EXERCISE INSTRUCTIONS.
Retype all the records with nothing changed.

Figure collection entries
— begin —
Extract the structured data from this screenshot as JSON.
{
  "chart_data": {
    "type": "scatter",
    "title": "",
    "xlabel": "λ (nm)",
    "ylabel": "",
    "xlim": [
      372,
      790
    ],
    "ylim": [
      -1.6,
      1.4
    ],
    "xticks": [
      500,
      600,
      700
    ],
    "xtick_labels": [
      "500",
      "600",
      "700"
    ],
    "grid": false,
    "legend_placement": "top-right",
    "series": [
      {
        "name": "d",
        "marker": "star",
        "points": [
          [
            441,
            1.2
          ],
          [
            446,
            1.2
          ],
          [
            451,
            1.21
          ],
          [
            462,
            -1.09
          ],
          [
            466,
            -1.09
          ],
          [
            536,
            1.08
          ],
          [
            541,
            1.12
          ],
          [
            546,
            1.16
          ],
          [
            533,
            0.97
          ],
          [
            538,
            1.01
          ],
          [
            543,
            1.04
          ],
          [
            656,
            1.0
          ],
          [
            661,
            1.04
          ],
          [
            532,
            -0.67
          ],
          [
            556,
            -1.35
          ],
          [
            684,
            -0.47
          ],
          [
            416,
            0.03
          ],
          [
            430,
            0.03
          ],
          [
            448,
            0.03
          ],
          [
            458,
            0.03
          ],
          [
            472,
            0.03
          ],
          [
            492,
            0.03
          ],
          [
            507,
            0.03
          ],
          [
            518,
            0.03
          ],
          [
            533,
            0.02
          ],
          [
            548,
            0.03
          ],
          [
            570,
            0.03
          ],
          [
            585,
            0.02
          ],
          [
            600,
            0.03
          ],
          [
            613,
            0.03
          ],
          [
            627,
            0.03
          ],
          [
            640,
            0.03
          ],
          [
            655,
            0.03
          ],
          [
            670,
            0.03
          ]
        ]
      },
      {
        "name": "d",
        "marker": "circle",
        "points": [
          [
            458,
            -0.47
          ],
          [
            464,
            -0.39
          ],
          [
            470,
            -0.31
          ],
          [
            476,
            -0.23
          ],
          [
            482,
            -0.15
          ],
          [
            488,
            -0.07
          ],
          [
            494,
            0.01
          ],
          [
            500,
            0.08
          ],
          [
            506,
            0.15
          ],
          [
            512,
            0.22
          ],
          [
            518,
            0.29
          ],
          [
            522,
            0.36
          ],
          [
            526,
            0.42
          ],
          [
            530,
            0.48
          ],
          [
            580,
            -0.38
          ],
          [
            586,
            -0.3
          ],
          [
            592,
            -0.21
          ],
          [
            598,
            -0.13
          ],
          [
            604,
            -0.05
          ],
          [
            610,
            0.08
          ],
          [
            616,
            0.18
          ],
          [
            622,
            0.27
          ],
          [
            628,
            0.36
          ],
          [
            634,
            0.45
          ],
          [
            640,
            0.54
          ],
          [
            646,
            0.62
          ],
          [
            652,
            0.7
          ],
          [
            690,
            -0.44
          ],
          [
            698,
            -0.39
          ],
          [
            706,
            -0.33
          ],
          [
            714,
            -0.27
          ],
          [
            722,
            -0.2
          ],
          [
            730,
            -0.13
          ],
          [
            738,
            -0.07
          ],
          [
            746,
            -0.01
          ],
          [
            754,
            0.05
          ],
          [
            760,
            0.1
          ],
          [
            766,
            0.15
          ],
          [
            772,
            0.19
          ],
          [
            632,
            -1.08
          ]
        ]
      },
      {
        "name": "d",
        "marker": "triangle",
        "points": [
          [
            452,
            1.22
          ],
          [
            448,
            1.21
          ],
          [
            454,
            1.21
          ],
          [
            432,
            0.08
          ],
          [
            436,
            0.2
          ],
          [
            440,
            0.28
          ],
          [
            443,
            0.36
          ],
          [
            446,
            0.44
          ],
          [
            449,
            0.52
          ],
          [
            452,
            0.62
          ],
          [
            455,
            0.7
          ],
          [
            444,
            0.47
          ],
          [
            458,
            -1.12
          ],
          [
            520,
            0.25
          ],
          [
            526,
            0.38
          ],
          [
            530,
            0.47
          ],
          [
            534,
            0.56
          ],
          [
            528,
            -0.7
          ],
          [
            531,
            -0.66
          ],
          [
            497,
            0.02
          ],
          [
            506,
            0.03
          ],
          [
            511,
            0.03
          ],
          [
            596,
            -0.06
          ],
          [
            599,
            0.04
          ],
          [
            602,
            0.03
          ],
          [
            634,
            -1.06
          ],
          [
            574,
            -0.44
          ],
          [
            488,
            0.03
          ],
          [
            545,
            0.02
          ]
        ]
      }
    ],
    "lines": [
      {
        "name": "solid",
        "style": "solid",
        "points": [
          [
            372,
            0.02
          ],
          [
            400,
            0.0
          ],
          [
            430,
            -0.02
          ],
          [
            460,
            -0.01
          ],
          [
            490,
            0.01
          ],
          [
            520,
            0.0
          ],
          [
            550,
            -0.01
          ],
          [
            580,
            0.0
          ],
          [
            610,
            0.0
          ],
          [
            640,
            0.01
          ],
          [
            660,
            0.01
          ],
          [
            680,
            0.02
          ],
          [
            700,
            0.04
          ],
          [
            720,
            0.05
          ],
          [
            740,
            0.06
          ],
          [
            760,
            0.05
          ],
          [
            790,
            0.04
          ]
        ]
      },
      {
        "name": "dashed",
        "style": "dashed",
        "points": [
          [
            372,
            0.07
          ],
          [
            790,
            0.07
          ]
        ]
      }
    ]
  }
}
— end —
REPLY TO THE TASK.
Extract the structured data from this screenshot as JSON.
{
  "chart_data": {
    "type": "scatter",
    "title": "",
    "xlabel": "λ (nm)",
    "ylabel": "",
    "xlim": [
      372,
      790
    ],
    "ylim": [
      -1.6,
      1.4
    ],
    "xticks": [
      500,
      600,
      700
    ],
    "xtick_labels": [
      "500",
      "600",
      "700"
    ],
    "grid": false,
    "legend_placement": "top-right",
    "series": [
      {
        "name": "d",
        "marker": "star",
        "points": [
          [
            441,
            1.2
          ],
          [
            446,
            1.2
          ],
          [
            451,
            1.21
          ],
          [
            462,
            -1.09
          ],
          [
            466,
            -1.09
          ],
          [
            536,
            1.08
          ],
          [
            541,
            1.12
          ],
          [
            546,
            1.16
          ],
          [
            533,
            0.97
          ],
          [
            538,
            1.01
          ],
          [
            543,
            1.04
          ],
          [
            656,
            1.0
          ],
          [
            661,
            1.04
          ],
          [
            532,
            -0.67
          ],
          [
            556,
            -1.35
          ],
          [
            684,
            -0.47
          ],
          [
            416,
            0.03
          ],
          [
            430,
            0.03
          ],
          [
            448,
            0.03
          ],
          [
            458,
            0.03
          ],
          [
            472,
            0.03
          ],
          [
            492,
            0.03
          ],
          [
            507,
            0.03
          ],
          [
            518,
            0.03
          ],
          [
            533,
            0.02
          ],
          [
            548,
            0.03
          ],
          [
            570,
            0.03
          ],
          [
            585,
            0.02
          ],
          [
            600,
            0.03
          ],
          [
            613,
            0.03
          ],
          [
            627,
            0.03
          ],
          [
            640,
            0.03
          ],
          [
            655,
            0.03
          ],
          [
            670,
            0.03
          ]
        ]
      },
      {
        "name": "d",
        "marker": "circle",
        "points": [
          [
            458,
            -0.47
          ],
          [
            464,
            -0.39
          ],
          [
            470,
            -0.31
          ],
          [
            476,
            -0.23
          ],
          [
            482,
            -0.15
          ],
          [
            488,
            -0.07
          ],
          [
            494,
            0.01
          ],
          [
            500,
            0.08
          ],
          [
            506,
            0.15
          ],
          [
            512,
            0.22
          ],
          [
            518,
            0.29
          ],
          [
            522,
            0.36
          ],
          [
            526,
            0.42
          ],
          [
            530,
            0.48
          ],
          [
            580,
            -0.38
          ],
          [
            586,
            -0.3
          ],
          [
            592,
            -0.21
          ],
          [
            598,
            -0.13
          ],
          [
            604,
            -0.05
          ],
          [
            610,
            0.08
          ],
          [
            616,
            0.18
          ],
          [
            622,
            0.27
          ],
          [
            628,
            0.36
          ],
          [
            634,
            0.45
          ],
          [
            640,
            0.54
          ],
          [
            646,
            0.62
          ],
          [
            652,
            0.7
          ],
          [
            690,
            -0.44
          ],
          [
            698,
            -0.39
          ],
          [
            706,
            -0.33
          ],
          [
            714,
            -0.27
          ],
          [
            722,
            -0.2
          ],
          [
            730,
            -0.13
          ],
          [
            738,
            -0.07
          ],
          [
            746,
            -0.01
          ],
          [
            754,
            0.05
          ],
          [
            760,
            0.1
          ],
          [
            766,
            0.15
          ],
          [
            772,
            0.19
          ],
          [
            632,
            -1.08
          ]
        ]
      },
      {
        "name": "d",
        "marker": "triangle",
        "points": [
          [
            452,
            1.22
          ],
          [
            448,
            1.21
          ],
          [
            454,
            1.21
          ],
          [
            432,
            0.08
          ],
          [
            436,
            0.2
          ],
          [
            440,
            0.28
          ],
          [
            443,
            0.36
          ],
          [
            446,
            0.44
          ],
          [
            449,
            0.52
          ],
          [
            452,
            0.62
          ],
          [
            455,
            0.7
          ],
          [
            444,
            0.47
          ],
          [
            458,
            -1.12
          ],
          [
            520,
            0.25
          ],
          [
            526,
            0.38
          ],
          [
            530,
            0.47
          ],
          [
            534,
            0.56
          ],
          [
            528,
            -0.7
          ],
          [
            531,
            -0.66
          ],
          [
            497,
            0.02
          ],
          [
            506,
            0.03
          ],
          [
            511,
            0.03
          ],
          [
            596,
            -0.06
          ],
          [
            599,
            0.04
          ],
          [
            602,
            0.03
          ],
          [
            634,
            -1.06
          ],
          [
            574,
            -0.44
          ],
          [
            488,
            0.03
          ],
          [
            545,
            0.02
          ]
        ]
      }
    ],
    "lines": [
      {
        "name": "solid",
        "style": "solid",
        "points": [
          [
            372,
            0.02
          ],
          [
            400,
            0.0
          ],
          [
            430,
            -0.02
          ],
          [
            460,
            -0.01
          ],
          [
            490,
            0.01
          ],
          [
            520,
            0.0
          ],
          [
            550,
            -0.01
          ],
          [
            580,
            0.0
          ],
          [
            610,
            0.0
          ],
          [
            640,
            0.01
          ],
          [
            660,
            0.01
          ],
          [
            680,
            0.02
          ],
          [
            700,
            0.04
          ],
          [
            720,
            0.05
          ],
          [
            740,
            0.06
          ],
          [
            760,
            0.05
          ],
          [
            790,
            0.04
          ]
        ]
      },
      {
        "name": "dashed",
        "style": "dashed",
        "points": [
          [
            372,
            0.07
          ],
          [
            790,
            0.07
          ]
        ]
      }
    ]
  }
}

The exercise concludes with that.